> _Problem_: Copy every entry exactly as given, minus the images.
________________________________________
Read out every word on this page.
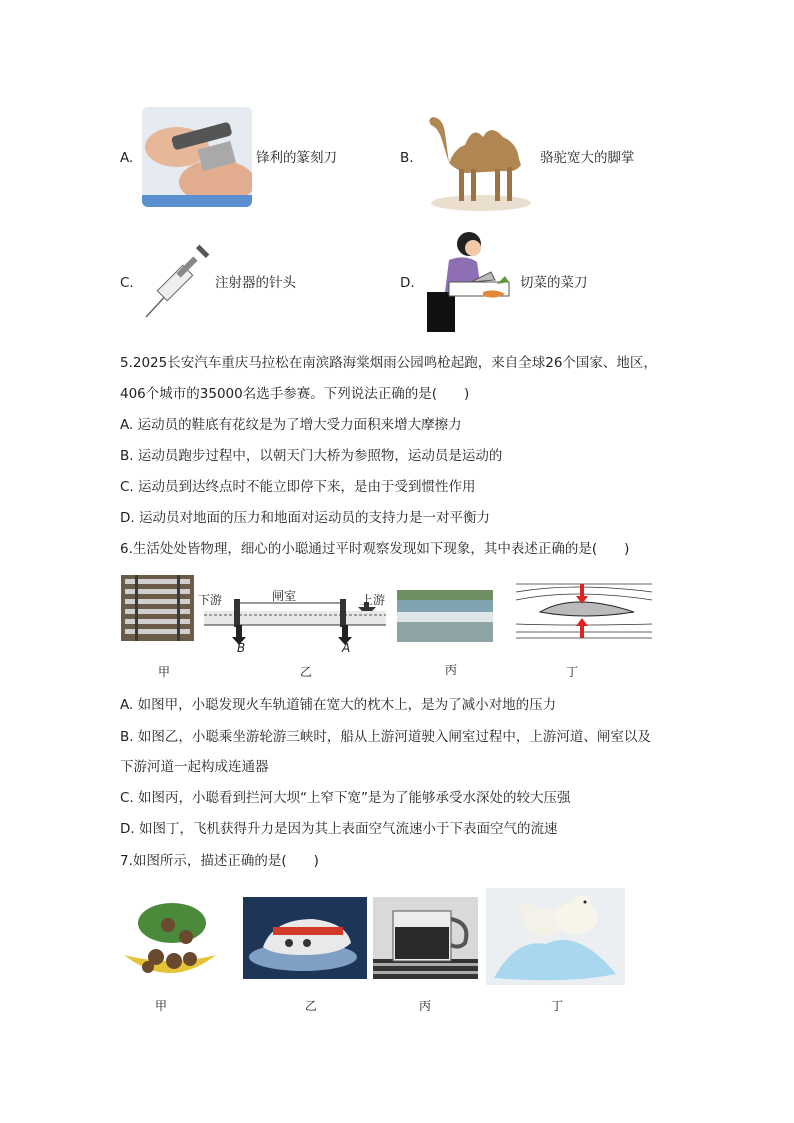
A.	锋利的篆刻刀	B.	骆驼宽大的脚掌
C.	注射器的针头	D.	切菜的菜刀
5.2025长安汽车重庆马拉松在南滨路海棠烟雨公园鸣枪起跑，来自全球26个国家、地区，
406个城市的35000名选手参赛。下列说法正确的是(　　)
A. 运动员的鞋底有花纹是为了增大受力面积来增大摩擦力
B. 运动员跑步过程中，以朝天门大桥为参照物，运动员是运动的
C. 运动员到达终点时不能立即停下来，是由于受到惯性作用
D. 运动员对地面的压力和地面对运动员的支持力是一对平衡力
6.生活处处皆物理，细心的小聪通过平时观察发现如下现象，其中表述正确的是(　　)
下游	闸室	上游
B	A
甲	乙	丙	丁
A. 如图甲，小聪发现火车轨道铺在宽大的枕木上，是为了减小对地的压力
B. 如图乙，小聪乘坐游轮游三峡时，船从上游河道驶入闸室过程中，上游河道、闸室以及
下游河道一起构成连通器
C. 如图丙，小聪看到拦河大坝“上窄下宽”是为了能够承受水深处的较大压强
D. 如图丁，飞机获得升力是因为其上表面空气流速小于下表面空气的流速
7.如图所示，描述正确的是(　　)
甲	乙	丙	丁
________________________________________
> _Reply to the exercise_:
Read out every word on this page.
A.	锋利的篆刻刀	B.	骆驼宽大的脚掌
C.	注射器的针头	D.	切菜的菜刀
5.2025长安汽车重庆马拉松在南滨路海棠烟雨公园鸣枪起跑，来自全球26个国家、地区，
406个城市的35000名选手参赛。下列说法正确的是(　　)
A. 运动员的鞋底有花纹是为了增大受力面积来增大摩擦力
B. 运动员跑步过程中，以朝天门大桥为参照物，运动员是运动的
C. 运动员到达终点时不能立即停下来，是由于受到惯性作用
D. 运动员对地面的压力和地面对运动员的支持力是一对平衡力
6.生活处处皆物理，细心的小聪通过平时观察发现如下现象，其中表述正确的是(　　)
下游	闸室	上游
B	A
甲	乙	丙	丁
A. 如图甲，小聪发现火车轨道铺在宽大的枕木上，是为了减小对地的压力
B. 如图乙，小聪乘坐游轮游三峡时，船从上游河道驶入闸室过程中，上游河道、闸室以及
下游河道一起构成连通器
C. 如图丙，小聪看到拦河大坝“上窄下宽”是为了能够承受水深处的较大压强
D. 如图丁，飞机获得升力是因为其上表面空气流速小于下表面空气的流速
7.如图所示，描述正确的是(　　)
甲	乙	丙	丁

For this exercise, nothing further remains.